## Stated problem
Locate the lines where "Transportation" occurs and copy them as they stand.

## Data for this task
====================
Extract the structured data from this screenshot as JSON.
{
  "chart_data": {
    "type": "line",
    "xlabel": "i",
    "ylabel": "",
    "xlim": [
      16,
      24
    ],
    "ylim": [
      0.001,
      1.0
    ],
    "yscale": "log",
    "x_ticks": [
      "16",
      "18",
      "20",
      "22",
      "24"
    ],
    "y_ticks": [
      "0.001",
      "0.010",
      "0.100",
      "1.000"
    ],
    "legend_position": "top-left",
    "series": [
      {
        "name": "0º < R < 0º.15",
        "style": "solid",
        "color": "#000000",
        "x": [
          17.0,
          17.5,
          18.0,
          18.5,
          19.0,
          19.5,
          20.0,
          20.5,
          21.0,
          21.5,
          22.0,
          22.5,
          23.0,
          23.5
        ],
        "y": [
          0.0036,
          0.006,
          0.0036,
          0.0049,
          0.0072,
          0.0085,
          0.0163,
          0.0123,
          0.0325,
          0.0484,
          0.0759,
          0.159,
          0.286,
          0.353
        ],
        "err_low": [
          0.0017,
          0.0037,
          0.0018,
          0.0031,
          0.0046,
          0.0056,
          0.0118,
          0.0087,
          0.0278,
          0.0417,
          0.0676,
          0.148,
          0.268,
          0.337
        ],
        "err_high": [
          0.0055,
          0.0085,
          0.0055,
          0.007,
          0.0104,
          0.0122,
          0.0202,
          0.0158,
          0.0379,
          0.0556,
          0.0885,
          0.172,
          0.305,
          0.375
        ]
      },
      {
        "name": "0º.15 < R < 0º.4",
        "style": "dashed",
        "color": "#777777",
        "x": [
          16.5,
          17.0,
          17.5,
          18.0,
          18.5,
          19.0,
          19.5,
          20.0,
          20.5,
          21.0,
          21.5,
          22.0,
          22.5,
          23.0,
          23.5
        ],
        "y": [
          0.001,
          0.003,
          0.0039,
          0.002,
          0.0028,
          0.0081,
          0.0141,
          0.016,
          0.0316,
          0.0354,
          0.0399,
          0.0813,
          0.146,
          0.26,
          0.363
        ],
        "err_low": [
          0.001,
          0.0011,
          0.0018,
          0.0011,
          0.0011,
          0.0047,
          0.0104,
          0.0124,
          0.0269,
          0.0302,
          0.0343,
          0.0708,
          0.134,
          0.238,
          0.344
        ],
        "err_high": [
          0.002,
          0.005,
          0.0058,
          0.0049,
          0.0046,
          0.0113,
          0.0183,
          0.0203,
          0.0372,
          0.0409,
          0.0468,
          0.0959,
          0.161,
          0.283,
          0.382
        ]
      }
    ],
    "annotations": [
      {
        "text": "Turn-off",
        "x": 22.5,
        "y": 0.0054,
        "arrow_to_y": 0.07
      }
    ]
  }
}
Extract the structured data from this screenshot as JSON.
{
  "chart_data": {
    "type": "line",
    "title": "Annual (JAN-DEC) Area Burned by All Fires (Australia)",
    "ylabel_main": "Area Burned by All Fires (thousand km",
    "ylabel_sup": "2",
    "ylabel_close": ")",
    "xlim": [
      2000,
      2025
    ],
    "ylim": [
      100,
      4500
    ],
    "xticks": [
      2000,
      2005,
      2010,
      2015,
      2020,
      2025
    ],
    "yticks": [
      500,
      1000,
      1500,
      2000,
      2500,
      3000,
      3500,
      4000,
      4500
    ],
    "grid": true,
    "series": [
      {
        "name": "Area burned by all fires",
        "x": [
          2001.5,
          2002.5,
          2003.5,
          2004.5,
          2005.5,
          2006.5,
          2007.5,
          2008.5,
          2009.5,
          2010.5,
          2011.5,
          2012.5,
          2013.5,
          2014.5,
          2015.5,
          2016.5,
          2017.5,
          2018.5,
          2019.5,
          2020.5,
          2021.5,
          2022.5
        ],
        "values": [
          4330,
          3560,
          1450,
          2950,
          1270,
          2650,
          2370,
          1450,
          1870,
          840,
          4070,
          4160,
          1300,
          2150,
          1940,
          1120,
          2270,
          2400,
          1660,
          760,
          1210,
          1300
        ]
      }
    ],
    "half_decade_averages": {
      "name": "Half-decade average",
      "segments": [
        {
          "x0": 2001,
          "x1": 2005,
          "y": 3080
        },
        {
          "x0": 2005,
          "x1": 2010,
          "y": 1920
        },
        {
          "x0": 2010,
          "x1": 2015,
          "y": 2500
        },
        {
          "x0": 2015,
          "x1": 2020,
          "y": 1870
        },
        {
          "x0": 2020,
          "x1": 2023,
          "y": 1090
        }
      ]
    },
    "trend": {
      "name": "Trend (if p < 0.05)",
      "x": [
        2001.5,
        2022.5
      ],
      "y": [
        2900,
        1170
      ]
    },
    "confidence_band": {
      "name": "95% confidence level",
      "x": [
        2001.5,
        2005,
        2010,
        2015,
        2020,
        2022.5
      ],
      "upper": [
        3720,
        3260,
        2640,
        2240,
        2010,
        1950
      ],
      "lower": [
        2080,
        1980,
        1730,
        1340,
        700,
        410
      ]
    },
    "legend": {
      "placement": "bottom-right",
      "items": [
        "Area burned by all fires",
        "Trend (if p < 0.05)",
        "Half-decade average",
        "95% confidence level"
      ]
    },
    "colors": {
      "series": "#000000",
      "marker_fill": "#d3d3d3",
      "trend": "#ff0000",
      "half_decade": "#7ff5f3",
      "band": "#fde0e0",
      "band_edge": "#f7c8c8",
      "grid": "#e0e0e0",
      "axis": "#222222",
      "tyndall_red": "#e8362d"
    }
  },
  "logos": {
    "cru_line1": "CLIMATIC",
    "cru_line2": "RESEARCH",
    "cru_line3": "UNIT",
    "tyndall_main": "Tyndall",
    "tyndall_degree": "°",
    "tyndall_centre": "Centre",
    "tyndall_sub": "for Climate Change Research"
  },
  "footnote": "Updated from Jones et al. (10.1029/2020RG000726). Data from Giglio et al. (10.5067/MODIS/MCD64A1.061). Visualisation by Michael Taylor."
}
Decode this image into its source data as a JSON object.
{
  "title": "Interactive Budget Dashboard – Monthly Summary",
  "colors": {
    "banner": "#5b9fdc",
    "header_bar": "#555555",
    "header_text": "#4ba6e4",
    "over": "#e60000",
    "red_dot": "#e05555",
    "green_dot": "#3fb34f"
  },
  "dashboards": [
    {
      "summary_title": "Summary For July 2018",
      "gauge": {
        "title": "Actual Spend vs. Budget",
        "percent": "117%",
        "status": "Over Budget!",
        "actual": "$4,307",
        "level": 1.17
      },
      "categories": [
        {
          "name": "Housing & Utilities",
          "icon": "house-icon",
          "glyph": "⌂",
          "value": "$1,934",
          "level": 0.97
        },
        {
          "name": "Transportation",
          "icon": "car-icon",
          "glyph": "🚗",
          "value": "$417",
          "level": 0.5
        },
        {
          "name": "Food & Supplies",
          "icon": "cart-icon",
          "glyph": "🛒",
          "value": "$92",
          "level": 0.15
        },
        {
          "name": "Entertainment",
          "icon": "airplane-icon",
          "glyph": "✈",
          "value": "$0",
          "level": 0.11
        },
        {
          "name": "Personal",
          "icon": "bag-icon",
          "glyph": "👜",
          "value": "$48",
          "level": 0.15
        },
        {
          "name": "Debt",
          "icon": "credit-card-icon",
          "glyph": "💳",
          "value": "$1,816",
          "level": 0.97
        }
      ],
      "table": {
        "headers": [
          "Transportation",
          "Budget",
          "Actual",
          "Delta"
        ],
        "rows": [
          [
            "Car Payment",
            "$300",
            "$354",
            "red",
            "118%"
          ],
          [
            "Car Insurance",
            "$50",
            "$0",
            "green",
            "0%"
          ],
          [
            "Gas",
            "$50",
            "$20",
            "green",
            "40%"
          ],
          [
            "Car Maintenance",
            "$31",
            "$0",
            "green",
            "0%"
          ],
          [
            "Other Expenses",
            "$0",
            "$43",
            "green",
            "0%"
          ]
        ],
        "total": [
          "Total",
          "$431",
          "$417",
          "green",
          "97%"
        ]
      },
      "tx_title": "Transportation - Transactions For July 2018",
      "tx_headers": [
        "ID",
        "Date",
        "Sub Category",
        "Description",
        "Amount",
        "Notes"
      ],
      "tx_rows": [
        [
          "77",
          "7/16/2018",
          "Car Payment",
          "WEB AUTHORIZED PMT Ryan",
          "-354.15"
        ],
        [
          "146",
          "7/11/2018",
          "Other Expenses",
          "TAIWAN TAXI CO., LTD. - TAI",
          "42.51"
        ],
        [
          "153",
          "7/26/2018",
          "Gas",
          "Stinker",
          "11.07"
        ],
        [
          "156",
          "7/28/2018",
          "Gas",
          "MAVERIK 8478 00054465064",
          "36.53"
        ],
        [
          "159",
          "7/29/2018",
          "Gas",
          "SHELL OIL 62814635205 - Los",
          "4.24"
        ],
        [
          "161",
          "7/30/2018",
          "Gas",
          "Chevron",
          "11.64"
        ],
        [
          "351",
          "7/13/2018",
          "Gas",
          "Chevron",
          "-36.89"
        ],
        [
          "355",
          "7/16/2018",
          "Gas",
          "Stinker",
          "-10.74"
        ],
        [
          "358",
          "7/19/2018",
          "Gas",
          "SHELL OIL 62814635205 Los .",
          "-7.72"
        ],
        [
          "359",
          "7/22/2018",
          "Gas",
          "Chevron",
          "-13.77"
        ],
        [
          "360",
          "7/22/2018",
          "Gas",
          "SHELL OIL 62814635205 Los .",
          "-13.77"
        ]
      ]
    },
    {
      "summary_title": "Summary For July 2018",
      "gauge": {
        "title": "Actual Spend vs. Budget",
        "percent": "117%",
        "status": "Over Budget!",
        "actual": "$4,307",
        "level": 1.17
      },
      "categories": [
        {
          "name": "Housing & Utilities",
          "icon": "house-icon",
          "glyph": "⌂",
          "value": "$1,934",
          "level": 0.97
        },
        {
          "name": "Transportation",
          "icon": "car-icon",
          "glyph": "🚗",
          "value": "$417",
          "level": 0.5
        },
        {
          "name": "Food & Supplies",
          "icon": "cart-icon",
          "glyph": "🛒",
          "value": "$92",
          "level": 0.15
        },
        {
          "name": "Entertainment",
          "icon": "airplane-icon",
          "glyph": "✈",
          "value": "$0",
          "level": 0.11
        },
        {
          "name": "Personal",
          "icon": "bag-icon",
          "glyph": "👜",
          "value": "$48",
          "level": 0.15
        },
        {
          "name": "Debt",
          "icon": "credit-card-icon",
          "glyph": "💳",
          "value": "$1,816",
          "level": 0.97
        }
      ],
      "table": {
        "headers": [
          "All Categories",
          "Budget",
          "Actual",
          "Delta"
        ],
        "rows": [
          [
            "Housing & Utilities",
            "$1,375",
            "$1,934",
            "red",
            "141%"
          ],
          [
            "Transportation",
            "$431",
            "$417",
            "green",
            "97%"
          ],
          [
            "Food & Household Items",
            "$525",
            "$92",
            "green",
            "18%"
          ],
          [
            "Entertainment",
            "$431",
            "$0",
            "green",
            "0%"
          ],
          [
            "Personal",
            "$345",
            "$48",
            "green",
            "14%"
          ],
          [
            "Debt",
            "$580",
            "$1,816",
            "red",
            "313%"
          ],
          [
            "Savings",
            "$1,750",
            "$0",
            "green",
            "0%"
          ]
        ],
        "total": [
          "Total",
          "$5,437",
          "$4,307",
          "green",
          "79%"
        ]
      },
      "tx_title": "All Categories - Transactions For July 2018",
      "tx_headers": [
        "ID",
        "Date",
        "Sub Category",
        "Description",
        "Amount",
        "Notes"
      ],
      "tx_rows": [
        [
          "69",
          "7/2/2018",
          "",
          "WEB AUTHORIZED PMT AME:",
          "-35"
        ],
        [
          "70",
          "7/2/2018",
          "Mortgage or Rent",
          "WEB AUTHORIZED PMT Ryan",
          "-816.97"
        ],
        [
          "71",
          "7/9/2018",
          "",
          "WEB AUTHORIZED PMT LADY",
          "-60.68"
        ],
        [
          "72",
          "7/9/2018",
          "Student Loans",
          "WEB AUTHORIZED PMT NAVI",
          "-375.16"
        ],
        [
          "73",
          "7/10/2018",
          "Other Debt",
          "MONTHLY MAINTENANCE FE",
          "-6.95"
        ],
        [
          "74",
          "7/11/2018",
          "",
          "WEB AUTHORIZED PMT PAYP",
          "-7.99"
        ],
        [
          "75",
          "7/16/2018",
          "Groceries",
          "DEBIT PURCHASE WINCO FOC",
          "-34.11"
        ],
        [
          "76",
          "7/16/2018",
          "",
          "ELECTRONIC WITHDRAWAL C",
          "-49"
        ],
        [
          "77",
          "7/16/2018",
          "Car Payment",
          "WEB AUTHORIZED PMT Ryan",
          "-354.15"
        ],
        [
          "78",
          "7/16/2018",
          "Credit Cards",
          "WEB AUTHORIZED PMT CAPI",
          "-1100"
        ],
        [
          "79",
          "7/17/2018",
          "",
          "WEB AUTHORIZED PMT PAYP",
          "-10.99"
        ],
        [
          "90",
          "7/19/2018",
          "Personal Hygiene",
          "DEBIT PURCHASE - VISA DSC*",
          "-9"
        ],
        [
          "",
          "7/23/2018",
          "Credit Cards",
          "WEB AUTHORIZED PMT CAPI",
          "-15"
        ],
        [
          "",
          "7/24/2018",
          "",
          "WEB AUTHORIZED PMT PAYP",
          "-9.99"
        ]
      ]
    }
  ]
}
====================
## Solution
          "name": "Transportation",
          "Transportation",
      "tx_title": "Transportation - Transactions For July 2018",
          "name": "Transportation",
            "Transportation",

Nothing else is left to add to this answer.